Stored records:

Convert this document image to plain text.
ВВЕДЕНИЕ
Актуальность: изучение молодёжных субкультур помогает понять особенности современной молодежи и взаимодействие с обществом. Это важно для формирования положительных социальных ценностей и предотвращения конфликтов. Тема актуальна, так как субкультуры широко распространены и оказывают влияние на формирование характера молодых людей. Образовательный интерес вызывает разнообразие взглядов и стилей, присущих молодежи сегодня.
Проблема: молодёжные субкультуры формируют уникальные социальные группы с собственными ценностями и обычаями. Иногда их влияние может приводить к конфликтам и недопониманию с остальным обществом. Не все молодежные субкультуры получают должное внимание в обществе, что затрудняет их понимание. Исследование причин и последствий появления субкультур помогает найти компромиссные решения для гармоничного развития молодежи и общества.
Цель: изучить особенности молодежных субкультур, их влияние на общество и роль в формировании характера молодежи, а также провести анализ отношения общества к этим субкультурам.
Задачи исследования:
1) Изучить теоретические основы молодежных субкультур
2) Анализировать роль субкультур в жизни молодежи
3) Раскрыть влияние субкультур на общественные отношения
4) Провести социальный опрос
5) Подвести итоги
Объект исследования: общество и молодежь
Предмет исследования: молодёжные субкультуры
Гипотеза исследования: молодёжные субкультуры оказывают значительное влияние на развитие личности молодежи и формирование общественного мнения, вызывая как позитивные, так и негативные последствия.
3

AIM OF THE EXERCISE ▸ Collect every line from the records above that contains the word "исследования".

FULL ANSWER ▸
Задачи исследования:
Объект исследования: общество и молодежь
Предмет исследования: молодёжные субкультуры
Гипотеза исследования: молодёжные субкультуры оказывают значительное влияние на развитие личности молодежи и формирование общественного мнения, вызывая как позитивные, так и негативные последствия.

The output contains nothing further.